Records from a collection

---+---

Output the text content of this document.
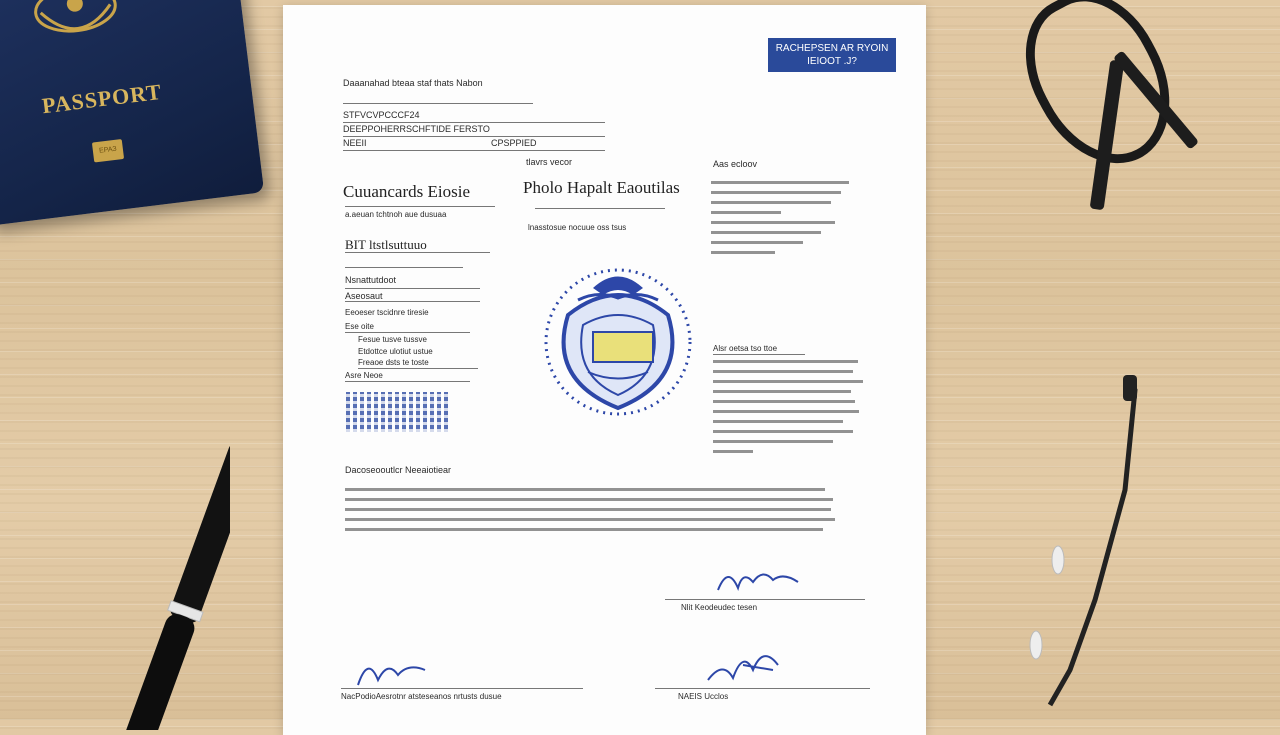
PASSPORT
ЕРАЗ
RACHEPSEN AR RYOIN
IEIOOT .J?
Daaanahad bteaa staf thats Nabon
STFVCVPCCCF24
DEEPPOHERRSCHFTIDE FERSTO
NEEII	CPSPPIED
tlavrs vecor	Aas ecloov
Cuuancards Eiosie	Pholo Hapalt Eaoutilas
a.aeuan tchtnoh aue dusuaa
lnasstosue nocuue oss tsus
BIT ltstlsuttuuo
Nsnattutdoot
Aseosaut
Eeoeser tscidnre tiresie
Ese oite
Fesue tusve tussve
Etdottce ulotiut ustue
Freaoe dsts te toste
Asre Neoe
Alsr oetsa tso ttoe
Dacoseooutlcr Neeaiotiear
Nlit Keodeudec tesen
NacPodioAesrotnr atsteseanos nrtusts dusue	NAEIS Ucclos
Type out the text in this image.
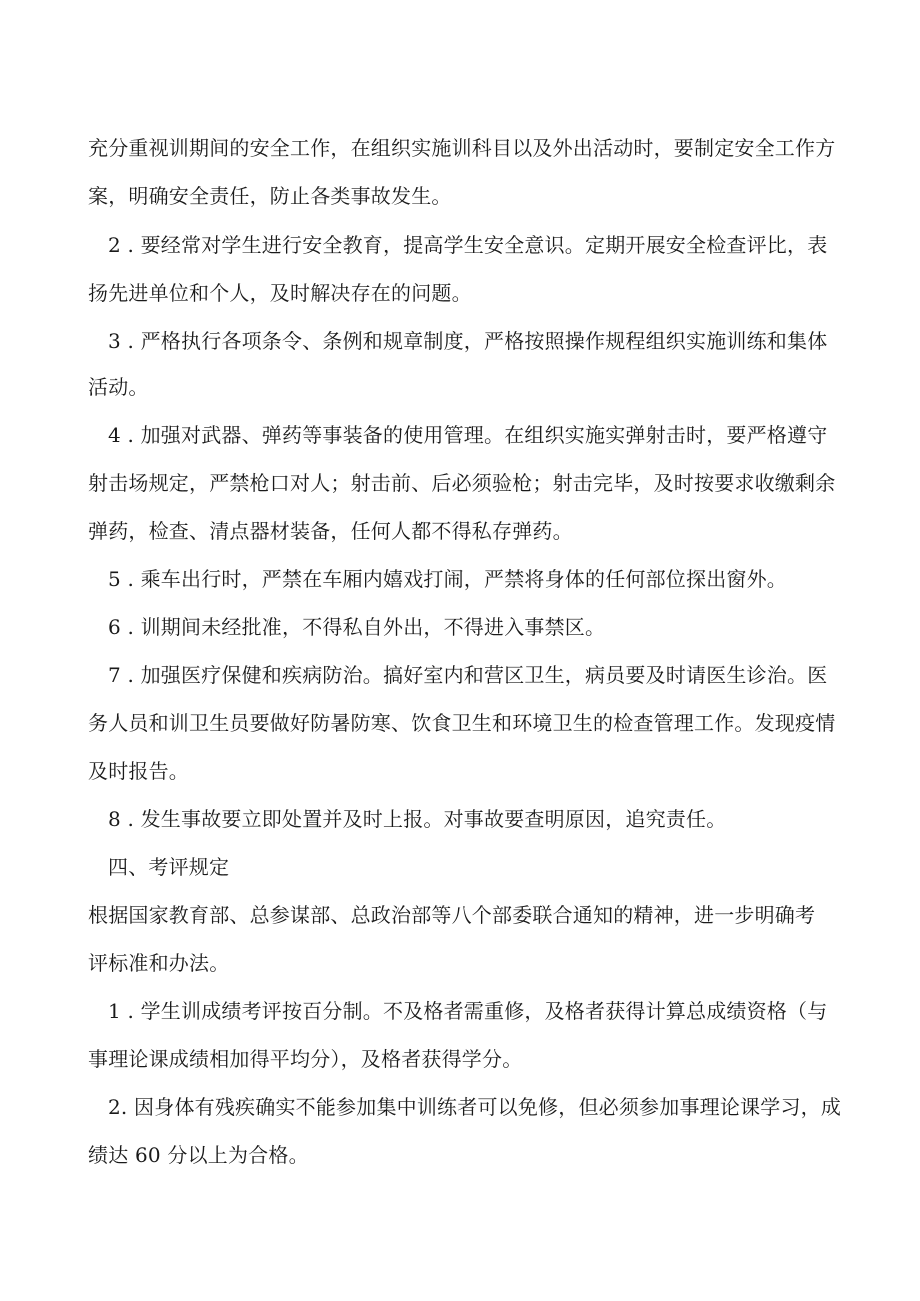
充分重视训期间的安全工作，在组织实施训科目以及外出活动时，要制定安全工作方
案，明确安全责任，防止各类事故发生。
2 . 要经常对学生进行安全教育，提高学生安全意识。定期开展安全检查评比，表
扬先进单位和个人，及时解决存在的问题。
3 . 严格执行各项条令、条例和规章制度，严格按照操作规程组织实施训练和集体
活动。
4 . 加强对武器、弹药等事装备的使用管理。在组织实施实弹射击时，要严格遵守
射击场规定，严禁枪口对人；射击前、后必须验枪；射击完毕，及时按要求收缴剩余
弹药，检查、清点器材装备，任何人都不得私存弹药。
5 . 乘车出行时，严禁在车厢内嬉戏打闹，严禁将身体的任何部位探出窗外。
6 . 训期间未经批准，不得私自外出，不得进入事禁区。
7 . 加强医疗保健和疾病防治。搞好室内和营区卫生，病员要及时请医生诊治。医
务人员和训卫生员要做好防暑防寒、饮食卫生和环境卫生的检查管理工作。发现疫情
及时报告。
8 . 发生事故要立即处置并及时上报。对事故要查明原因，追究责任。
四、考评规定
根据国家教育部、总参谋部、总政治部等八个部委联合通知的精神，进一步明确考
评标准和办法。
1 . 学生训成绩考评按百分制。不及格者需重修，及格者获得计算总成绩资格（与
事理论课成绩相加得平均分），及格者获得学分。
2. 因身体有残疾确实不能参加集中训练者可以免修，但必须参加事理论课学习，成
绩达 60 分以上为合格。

---+---

What you are asked to do: Reproduce the listing word for word and omit its pictures.

Written answer:
Output the text content of this document.
PASSPORT
ЕРАЗ
RACHEPSEN AR RYOIN
IEIOOT .J?
Daaanahad bteaa staf thats Nabon
STFVCVPCCCF24
DEEPPOHERRSCHFTIDE FERSTO
NEEII	CPSPPIED
tlavrs vecor	Aas ecloov
Cuuancards Eiosie	Pholo Hapalt Eaoutilas
a.aeuan tchtnoh aue dusuaa
lnasstosue nocuue oss tsus
BIT ltstlsuttuuo
Nsnattutdoot
Aseosaut
Eeoeser tscidnre tiresie
Ese oite
Fesue tusve tussve
Etdottce ulotiut ustue
Freaoe dsts te toste
Asre Neoe
Alsr oetsa tso ttoe
Dacoseooutlcr Neeaiotiear
Nlit Keodeudec tesen
NacPodioAesrotnr atsteseanos nrtusts dusue	NAEIS Ucclos
Type out the text in this image.
充分重视训期间的安全工作，在组织实施训科目以及外出活动时，要制定安全工作方
案，明确安全责任，防止各类事故发生。
2 . 要经常对学生进行安全教育，提高学生安全意识。定期开展安全检查评比，表
扬先进单位和个人，及时解决存在的问题。
3 . 严格执行各项条令、条例和规章制度，严格按照操作规程组织实施训练和集体
活动。
4 . 加强对武器、弹药等事装备的使用管理。在组织实施实弹射击时，要严格遵守
射击场规定，严禁枪口对人；射击前、后必须验枪；射击完毕，及时按要求收缴剩余
弹药，检查、清点器材装备，任何人都不得私存弹药。
5 . 乘车出行时，严禁在车厢内嬉戏打闹，严禁将身体的任何部位探出窗外。
6 . 训期间未经批准，不得私自外出，不得进入事禁区。
7 . 加强医疗保健和疾病防治。搞好室内和营区卫生，病员要及时请医生诊治。医
务人员和训卫生员要做好防暑防寒、饮食卫生和环境卫生的检查管理工作。发现疫情
及时报告。
8 . 发生事故要立即处置并及时上报。对事故要查明原因，追究责任。
四、考评规定
根据国家教育部、总参谋部、总政治部等八个部委联合通知的精神，进一步明确考
评标准和办法。
1 . 学生训成绩考评按百分制。不及格者需重修，及格者获得计算总成绩资格（与
事理论课成绩相加得平均分），及格者获得学分。
2. 因身体有残疾确实不能参加集中训练者可以免修，但必须参加事理论课学习，成
绩达 60 分以上为合格。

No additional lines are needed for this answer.